Exercise directions => Exactly repeat the material, dropping every picture from the copy.

Stored data:
* BEGIN *
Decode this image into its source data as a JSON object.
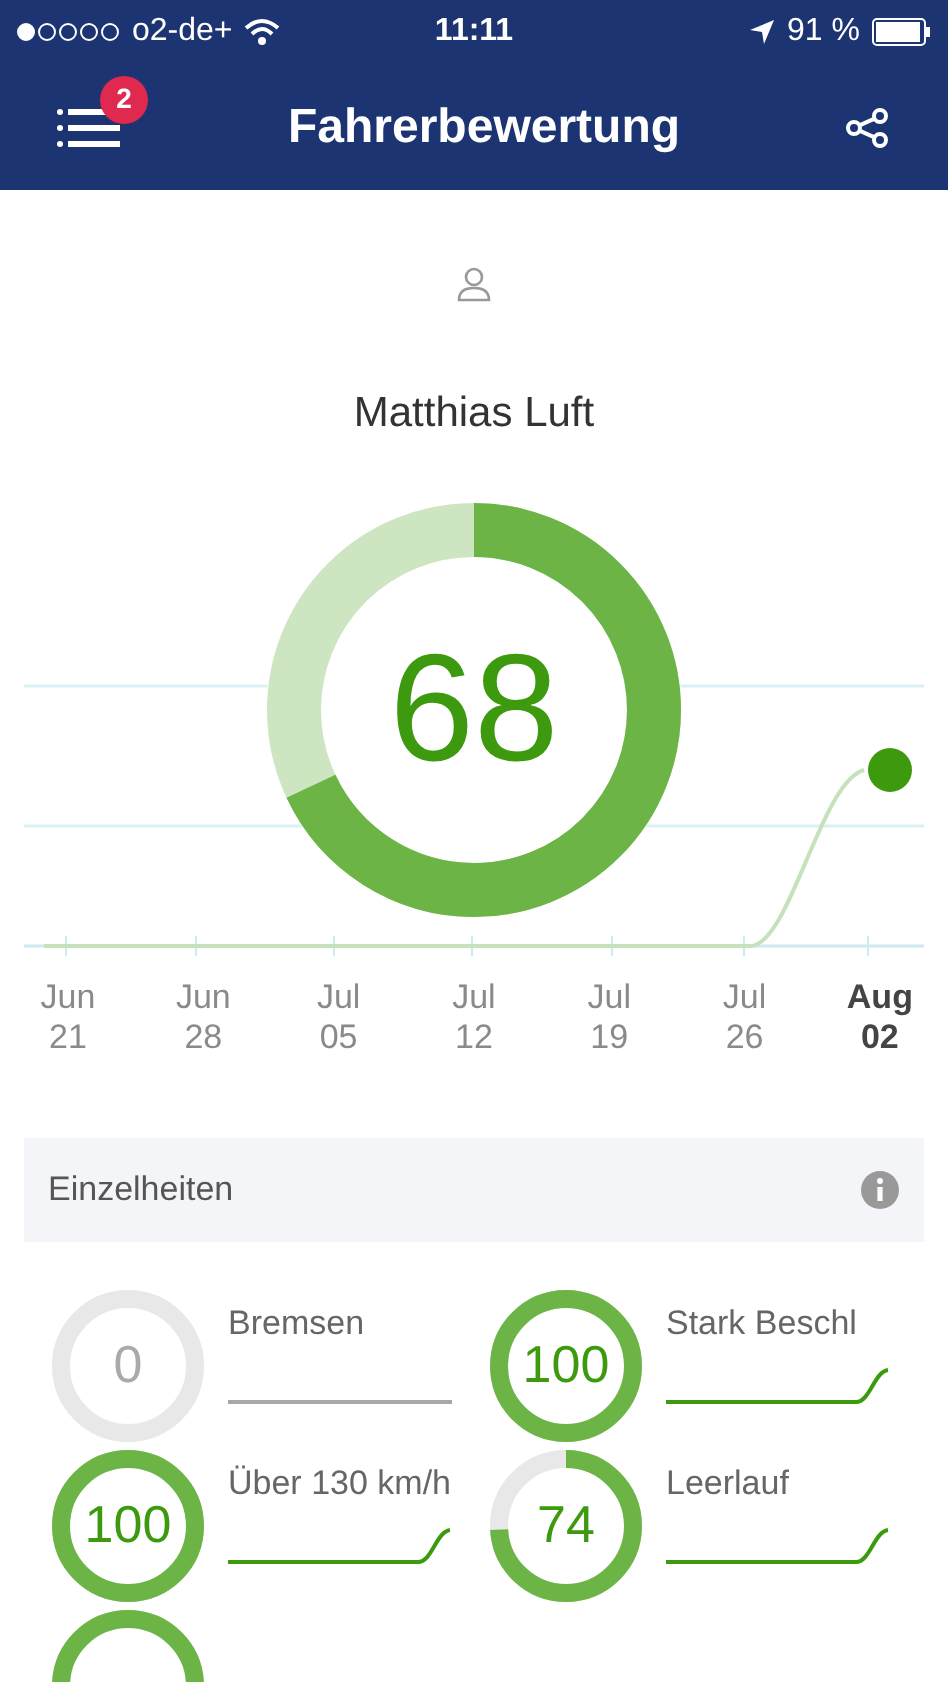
{
  "status_bar": {
    "carrier": "o2-de+",
    "time": "11:11",
    "battery": "91 %"
  },
  "nav": {
    "title": "Fahrerbewertung",
    "badge": "2"
  },
  "driver": {
    "name": "Matthias Luft"
  },
  "score": {
    "value": "68",
    "level": 0.68
  },
  "timeline": {
    "labels": [
      {
        "month": "Jun",
        "day": "21",
        "selected": false
      },
      {
        "month": "Jun",
        "day": "28",
        "selected": false
      },
      {
        "month": "Jul",
        "day": "05",
        "selected": false
      },
      {
        "month": "Jul",
        "day": "12",
        "selected": false
      },
      {
        "month": "Jul",
        "day": "19",
        "selected": false
      },
      {
        "month": "Jul",
        "day": "26",
        "selected": false
      },
      {
        "month": "Aug",
        "day": "02",
        "selected": true
      }
    ]
  },
  "details": {
    "title": "Einzelheiten",
    "items": [
      {
        "kind": "score",
        "score": "0",
        "label": "Bremsen",
        "level": 0
      },
      {
        "kind": "score",
        "score": "100",
        "label": "Stark Beschl",
        "level": 1
      },
      {
        "kind": "score",
        "score": "100",
        "label": "Über 130 km/h",
        "level": 1
      },
      {
        "kind": "score",
        "score": "74",
        "label": "Leerlauf",
        "level": 0.74
      },
      {
        "kind": "cut_off"
      }
    ]
  }
}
* END *
Finished answer =>
Decode this image into its source data as a JSON object.
{
  "status_bar": {
    "carrier": "o2-de+",
    "time": "11:11",
    "battery": "91 %"
  },
  "nav": {
    "title": "Fahrerbewertung",
    "badge": "2"
  },
  "driver": {
    "name": "Matthias Luft"
  },
  "score": {
    "value": "68",
    "level": 0.68
  },
  "timeline": {
    "labels": [
      {
        "month": "Jun",
        "day": "21",
        "selected": false
      },
      {
        "month": "Jun",
        "day": "28",
        "selected": false
      },
      {
        "month": "Jul",
        "day": "05",
        "selected": false
      },
      {
        "month": "Jul",
        "day": "12",
        "selected": false
      },
      {
        "month": "Jul",
        "day": "19",
        "selected": false
      },
      {
        "month": "Jul",
        "day": "26",
        "selected": false
      },
      {
        "month": "Aug",
        "day": "02",
        "selected": true
      }
    ]
  },
  "details": {
    "title": "Einzelheiten",
    "items": [
      {
        "kind": "score",
        "score": "0",
        "label": "Bremsen",
        "level": 0
      },
      {
        "kind": "score",
        "score": "100",
        "label": "Stark Beschl",
        "level": 1
      },
      {
        "kind": "score",
        "score": "100",
        "label": "Über 130 km/h",
        "level": 1
      },
      {
        "kind": "score",
        "score": "74",
        "label": "Leerlauf",
        "level": 0.74
      },
      {
        "kind": "cut_off"
      }
    ]
  }
}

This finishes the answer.